EXERCISE REQUIREMENTS:
Calculate how many lines in the following records hold the word "四个自信", and report that number without comment.

DATA TO USE:
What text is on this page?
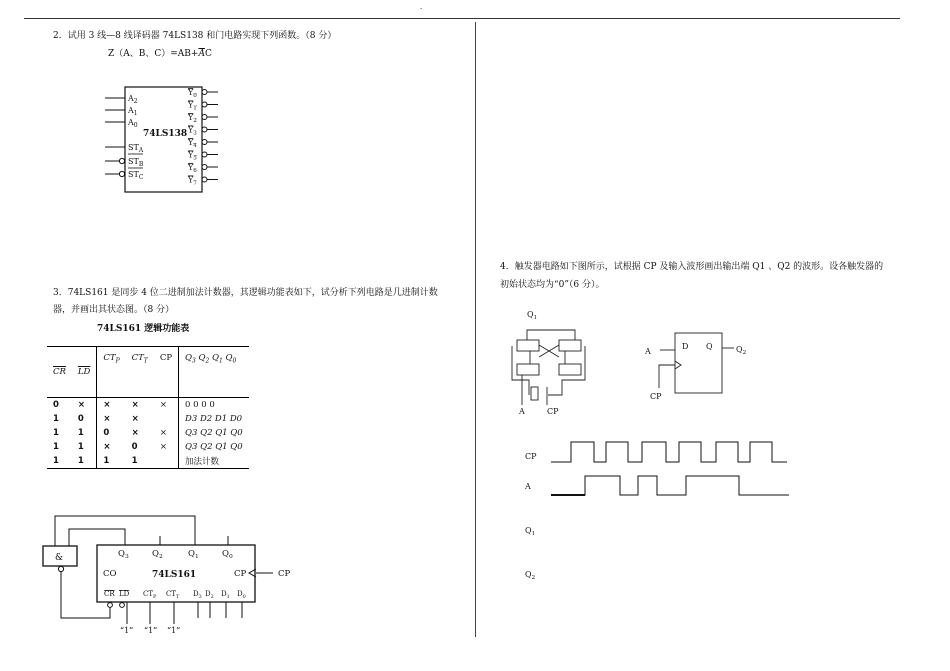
.
2．试用 3 线—8 线译码器 74LS138 和门电路实现下列函数。（8 分）
Z（A、B、$C)=AB+\overline{A}C$
$A_2$
$A_1$
$A_0$
74LS138
$ST_A$
$ST_B$
$ST_C$
$Y_0$
$Y_1$
$Y_2$
$Y_3$
$Y_4$
$Y_5$
$Y_6$
$Y_7$
3．74LS161 是同步 4 位二进制加法计数器，其逻辑功能表如下，试分析下列电路是几进制计数
器，并画出其状态图。（8 分）
74LS161 逻辑功能表
$\overline{CR}$	$\overline{LD}$	$CT_P$	$CT_T$	CP	$Q_3$ $Q_2$ $Q_1$ $Q_0$
0	×	×	×	×	0 0 0 0
1	0	×	×		D3 D2 D1 D0
1	1	0	×	×	Q3 Q2 Q1 Q0
1	1	×	0	×	Q3 Q2 Q1 Q0
1	1	1	1		加法计数
&
CO	74LS161	CP	CP
$Q_3$	$Q_2$	$Q_1$	$Q_0$
CR LD $CT_P$ $CT_T$ $D_3$ $D_2$ $D_1$ $D_0$
“1” “1” “1”
4．触发器电路如下图所示，试根据 CP 及输入波形画出输出端 Q1 、Q2 的波形。设各触发器的
初始状态均为“0”（6 分）。
A	CP
A
D Q	$Q_2$
CP
CP
A
$Q_1$
$Q_2$
$Q_1$
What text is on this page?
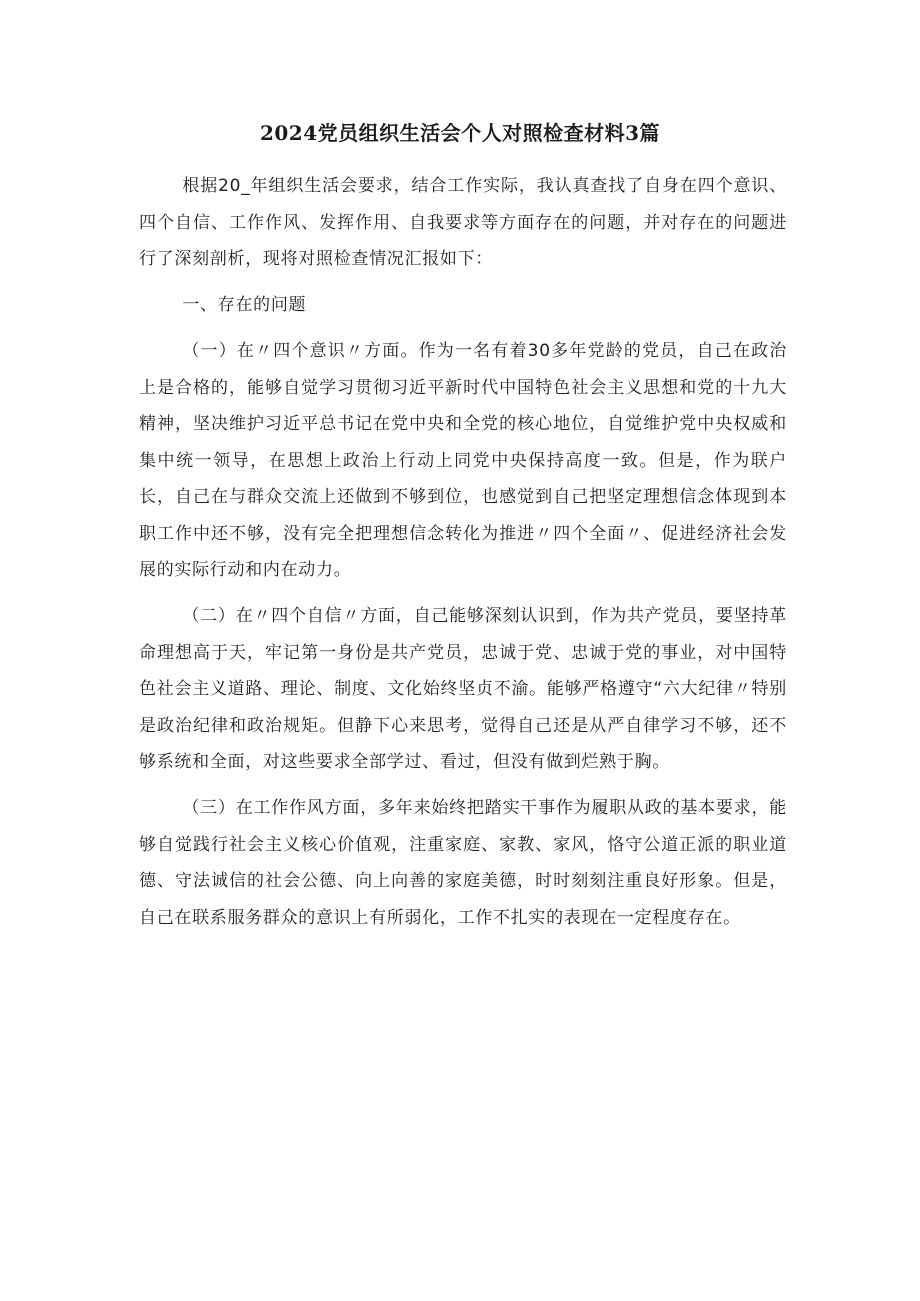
2024党员组织生活会个人对照检查材料3篇

根据20_年组织生活会要求，结合工作实际，我认真查找了自身在四个意识、四个自信、工作作风、发挥作用、自我要求等方面存在的问题，并对存在的问题进行了深刻剖析，现将对照检查情况汇报如下：

一、存在的问题

（一）在〃四个意识〃方面。作为一名有着30多年党龄的党员，自己在政治上是合格的，能够自觉学习贯彻习近平新时代中国特色社会主义思想和党的十九大精神，坚决维护习近平总书记在党中央和全党的核心地位，自觉维护党中央权威和集中统一领导，在思想上政治上行动上同党中央保持高度一致。但是，作为联户长，自己在与群众交流上还做到不够到位，也感觉到自己把坚定理想信念体现到本职工作中还不够，没有完全把理想信念转化为推进〃四个全面〃、促进经济社会发展的实际行动和内在动力。

（二）在〃四个自信〃方面，自己能够深刻认识到，作为共产党员，要坚持革命理想高于天，牢记第一身份是共产党员，忠诚于党、忠诚于党的事业，对中国特色社会主义道路、理论、制度、文化始终坚贞不渝。能够严格遵守“六大纪律〃特别是政治纪律和政治规矩。但静下心来思考，觉得自己还是从严自律学习不够，还不够系统和全面，对这些要求全部学过、看过，但没有做到烂熟于胸。

（三）在工作作风方面，多年来始终把踏实干事作为履职从政的基本要求，能够自觉践行社会主义核心价值观，注重家庭、家教、家风，恪守公道正派的职业道德、守法诚信的社会公德、向上向善的家庭美德，时时刻刻注重良好形象。但是，自己在联系服务群众的意识上有所弱化，工作不扎实的表现在一定程度存在。
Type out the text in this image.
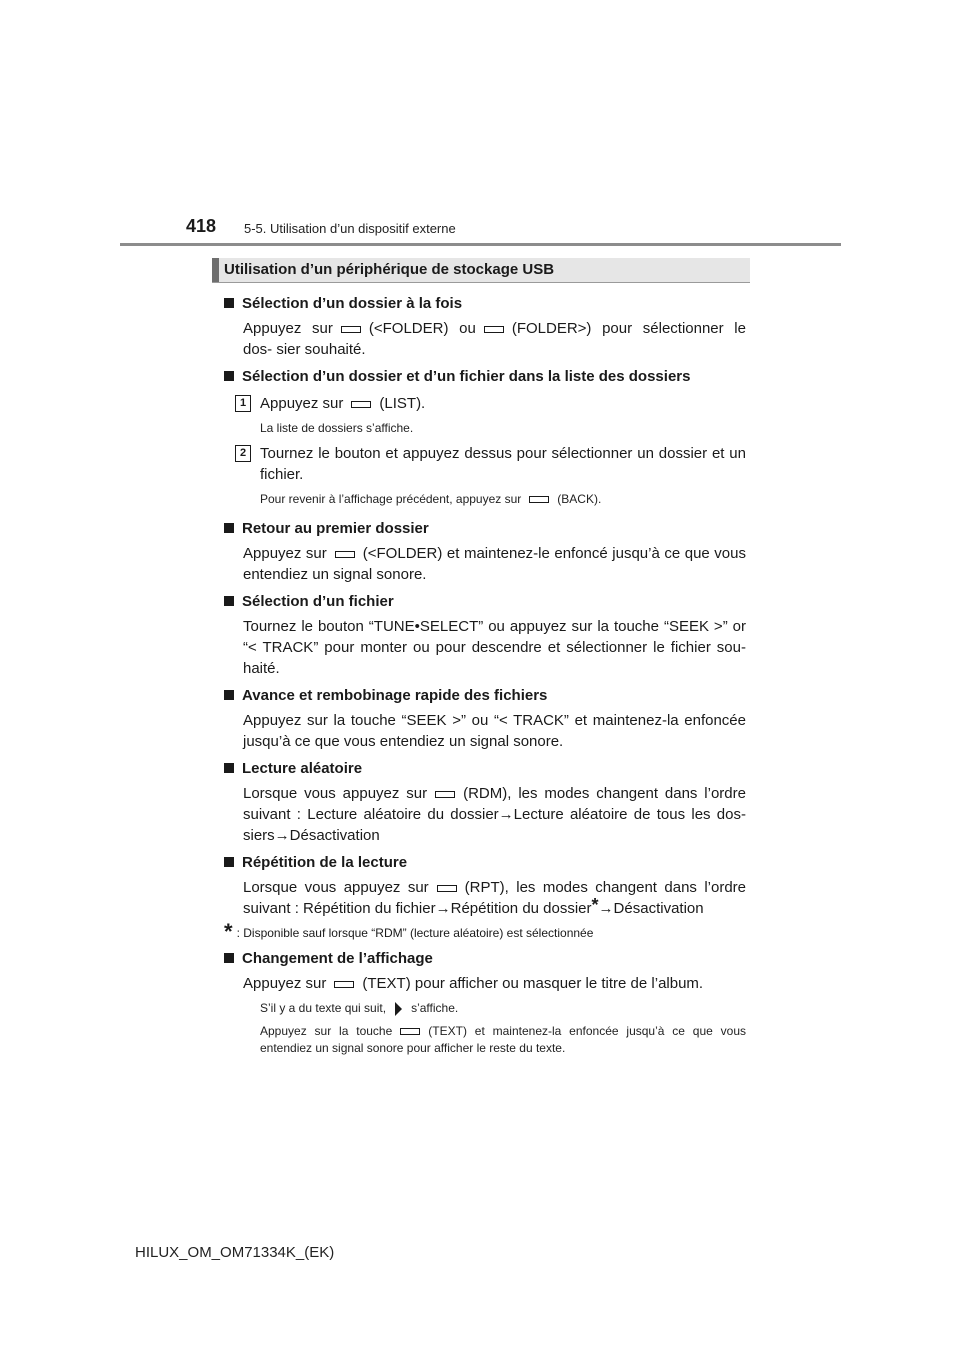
418 5-5. Utilisation d’un dispositif externe
Utilisation d’un périphérique de stockage USB
Sélection d’un dossier à la fois
Appuyez sur (<FOLDER) ou (FOLDER>) pour sélectionner le dos- sier souhaité.
Sélection d’un dossier et d’un fichier dans la liste des dossiers
1 Appuyez sur (LIST).
La liste de dossiers s’affiche.
2 Tournez le bouton et appuyez dessus pour sélectionner un dossier et un fichier.
Pour revenir à l’affichage précédent, appuyez sur	(BACK).
Retour au premier dossier
Appuyez sur (<FOLDER) et maintenez-le enfoncé jusqu’à ce que vous entendiez un signal sonore.
Sélection d’un fichier
Tournez le bouton “TUNE•SELECT” ou appuyez sur la touche “SEEK >” or “< TRACK” pour monter ou pour descendre et sélectionner le fichier sou- haité.
Avance et rembobinage rapide des fichiers
Appuyez sur la touche “SEEK >” ou “< TRACK” et maintenez-la enfoncée jusqu’à ce que vous entendiez un signal sonore.
Lecture aléatoire
Lorsque vous appuyez sur (RDM), les modes changent dans l’ordre suivant : Lecture aléatoire du dossier→Lecture aléatoire de tous les dos- siers→Désactivation
Répétition de la lecture
Lorsque vous appuyez sur (RPT), les modes changent dans l’ordre suivant : Répétition du fichier→Répétition du dossier*→Désactivation
* : Disponible sauf lorsque “RDM” (lecture aléatoire) est sélectionnée
Changement de l’affichage
Appuyez sur (TEXT) pour afficher ou masquer le titre de l’album.
S’il y a du texte qui suit, s’affiche.
Appuyez sur la touche	(TEXT) et maintenez-la enfoncée jusqu’à ce que vous entendiez un signal sonore pour afficher le reste du texte.
HILUX_OM_OM71334K_(EK)
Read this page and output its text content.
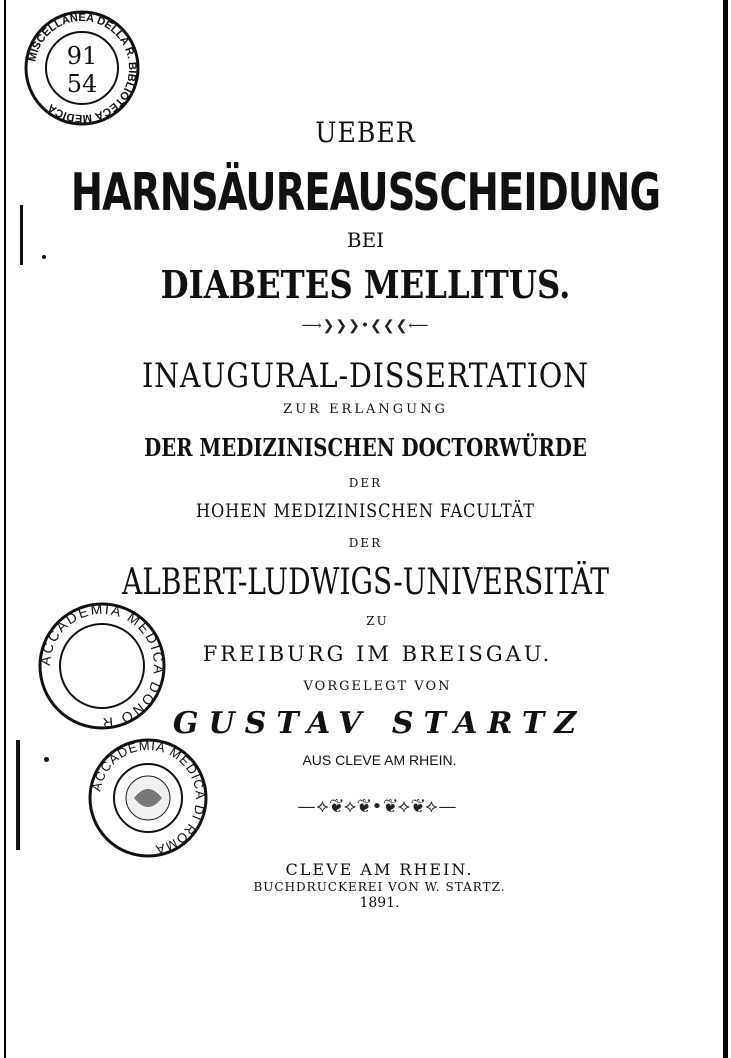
MISCELLANEA DELLA R. BIBLIOTECA MEDICA
91
54
ACCADEMIA MEDICA DONO R
ACCADEMIA MEDICA DI ROMA
UEBER
HARNSÄUREAUSSCHEIDUNG
BEI
DIABETES MELLITUS.
⟶❯❯❯•❮❮❮⟵
INAUGURAL-DISSERTATION
ZUR ERLANGUNG
DER MEDIZINISCHEN DOCTORWÜRDE
DER
HOHEN MEDIZINISCHEN FACULTÄT
DER
ALBERT-LUDWIGS-UNIVERSITÄT
ZU
FREIBURG IM BREISGAU.
VORGELEGT VON
GUSTAV STARTZ
AUS CLEVE AM RHEIN.
—⟡❦⟡❦•❦⟡❦⟡—
CLEVE AM RHEIN.
BUCHDRUCKEREI VON W. STARTZ.
1891.
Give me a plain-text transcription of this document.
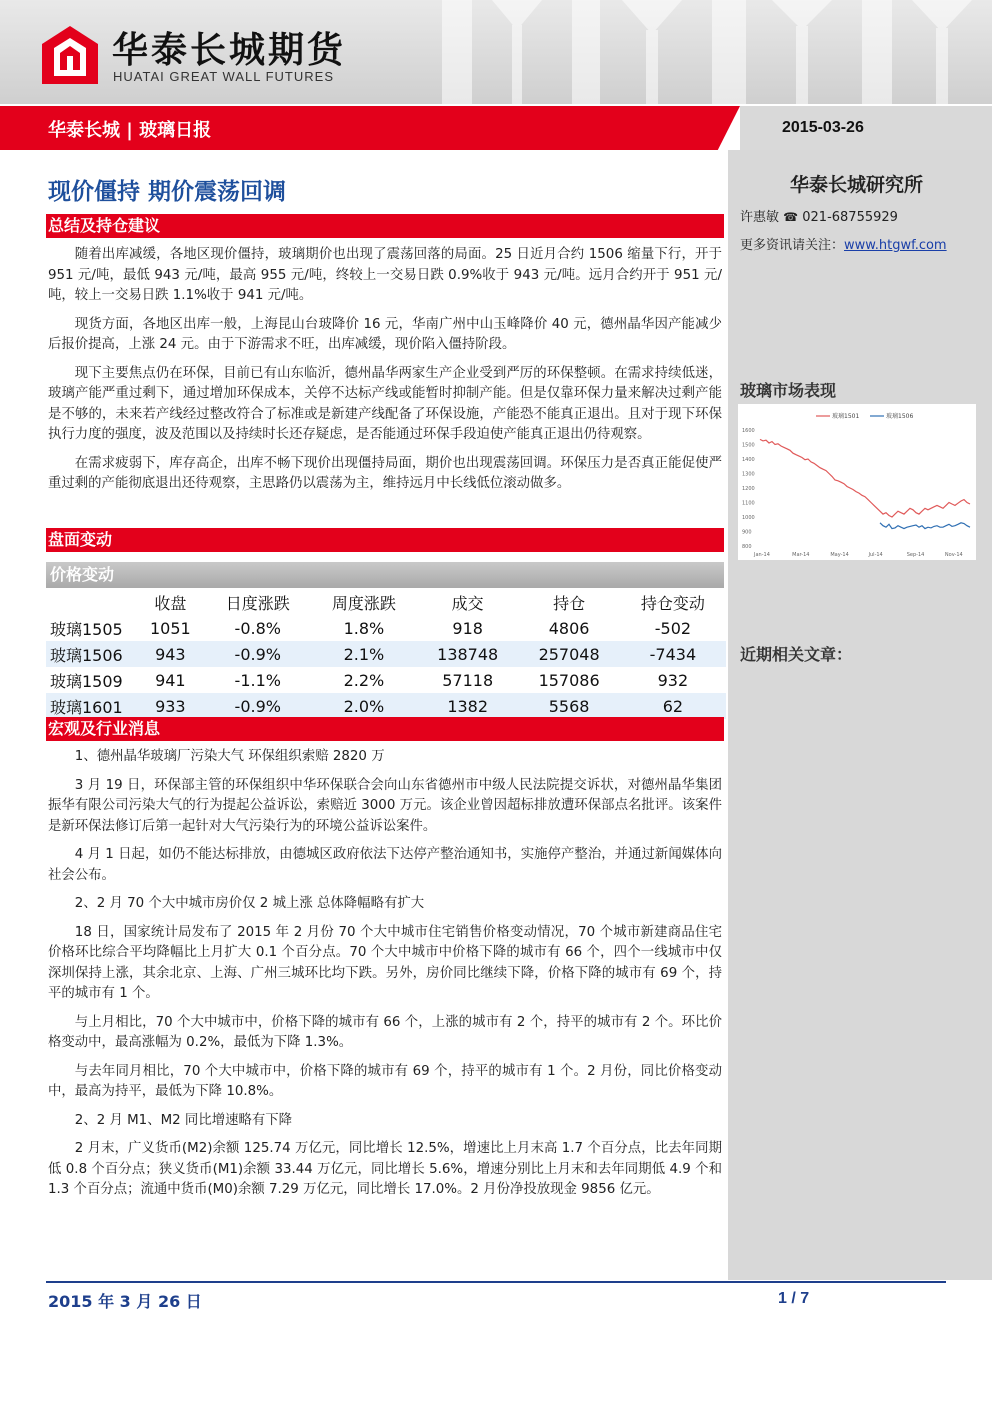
华泰长城期货
HUATAI GREAT WALL FUTURES
华泰长城 | 玻璃日报	2015-03-26
华泰长城研究所
许惠敏 ☎ 021-68755929
更多资讯请关注：www.htgwf.com
玻璃市场表现
1600
1500
1400
1300
1200
1100
1000
900
800
Jan-14	Mar-14	May-14	Jul-14	Sep-14	Nov-14
玻璃1501	玻璃1506
近期相关文章：
现价僵持 期价震荡回调
总结及持仓建议

随着出库减缓，各地区现价僵持，玻璃期价也出现了震荡回落的局面。25 日近月合约 1506 缩量下行，开于 951 元/吨，最低 943 元/吨，最高 955 元/吨，终较上一交易日跌 0.9%收于 943 元/吨。远月合约开于 951 元/吨，较上一交易日跌 1.1%收于 941 元/吨。

现货方面，各地区出库一般，上海昆山台玻降价 16 元，华南广州中山玉峰降价 40 元，德州晶华因产能减少后报价提高，上涨 24 元。由于下游需求不旺，出库减缓，现价陷入僵持阶段。

现下主要焦点仍在环保，目前已有山东临沂，德州晶华两家生产企业受到严厉的环保整顿。在需求持续低迷，玻璃产能严重过剩下，通过增加环保成本，关停不达标产线或能暂时抑制产能。但是仅靠环保力量来解决过剩产能是不够的，未来若产线经过整改符合了标准或是新建产线配备了环保设施，产能恐不能真正退出。且对于现下环保执行力度的强度，波及范围以及持续时长还存疑虑，是否能通过环保手段迫使产能真正退出仍待观察。

在需求疲弱下，库存高企，出库不畅下现价出现僵持局面，期价也出现震荡回调。环保压力是否真正能促使严重过剩的产能彻底退出还待观察，主思路仍以震荡为主，维持远月中长线低位滚动做多。

盘面变动
价格变动
	收盘	日度涨跌	周度涨跌	成交	持仓	持仓变动
玻璃1505	1051	-0.8%	1.8%	918	4806	-502
玻璃1506	943	-0.9%	2.1%	138748	257048	-7434
玻璃1509	941	-1.1%	2.2%	57118	157086	932
玻璃1601	933	-0.9%	2.0%	1382	5568	62
宏观及行业消息

1、德州晶华玻璃厂污染大气 环保组织索赔 2820 万

3 月 19 日，环保部主管的环保组织中华环保联合会向山东省德州市中级人民法院提交诉状，对德州晶华集团振华有限公司污染大气的行为提起公益诉讼，索赔近 3000 万元。该企业曾因超标排放遭环保部点名批评。该案件是新环保法修订后第一起针对大气污染行为的环境公益诉讼案件。

4 月 1 日起，如仍不能达标排放，由德城区政府依法下达停产整治通知书，实施停产整治，并通过新闻媒体向社会公布。

2、2 月 70 个大中城市房价仅 2 城上涨 总体降幅略有扩大

18 日，国家统计局发布了 2015 年 2 月份 70 个大中城市住宅销售价格变动情况，70 个城市新建商品住宅价格环比综合平均降幅比上月扩大 0.1 个百分点。70 个大中城市中价格下降的城市有 66 个，四个一线城市中仅深圳保持上涨，其余北京、上海、广州三城环比均下跌。另外，房价同比继续下降，价格下降的城市有 69 个，持平的城市有 1 个。

与上月相比，70 个大中城市中，价格下降的城市有 66 个，上涨的城市有 2 个，持平的城市有 2 个。环比价格变动中，最高涨幅为 0.2%，最低为下降 1.3%。

与去年同月相比，70 个大中城市中，价格下降的城市有 69 个，持平的城市有 1 个。2 月份，同比价格变动中，最高为持平，最低为下降 10.8%。

2、2 月 M1、M2 同比增速略有下降

2 月末，广义货币(M2)余额 125.74 万亿元，同比增长 12.5%，增速比上月末高 1.7 个百分点，比去年同期低 0.8 个百分点；狭义货币(M1)余额 33.44 万亿元，同比增长 5.6%，增速分别比上月末和去年同期低 4.9 个和 1.3 个百分点；流通中货币(M0)余额 7.29 万亿元，同比增长 17.0%。2 月份净投放现金 9856 亿元。

2015 年 3 月 26 日	1 / 7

EXPECTED ANSWER:
2